Collected data entries
————

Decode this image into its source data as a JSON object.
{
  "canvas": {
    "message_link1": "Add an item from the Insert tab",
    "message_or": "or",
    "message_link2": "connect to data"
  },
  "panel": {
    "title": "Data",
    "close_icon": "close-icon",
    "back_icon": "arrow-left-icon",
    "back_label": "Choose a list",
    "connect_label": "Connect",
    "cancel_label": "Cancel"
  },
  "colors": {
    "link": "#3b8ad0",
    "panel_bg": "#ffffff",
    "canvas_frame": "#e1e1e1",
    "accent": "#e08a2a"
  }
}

————

● **Given request**
Copy every line of the material, please, keeping it exactly the same.

● **Expected answer**
Decode this image into its source data as a JSON object.
{
  "canvas": {
    "message_link1": "Add an item from the Insert tab",
    "message_or": "or",
    "message_link2": "connect to data"
  },
  "panel": {
    "title": "Data",
    "close_icon": "close-icon",
    "back_icon": "arrow-left-icon",
    "back_label": "Choose a list",
    "connect_label": "Connect",
    "cancel_label": "Cancel"
  },
  "colors": {
    "link": "#3b8ad0",
    "panel_bg": "#ffffff",
    "canvas_frame": "#e1e1e1",
    "accent": "#e08a2a"
  }
}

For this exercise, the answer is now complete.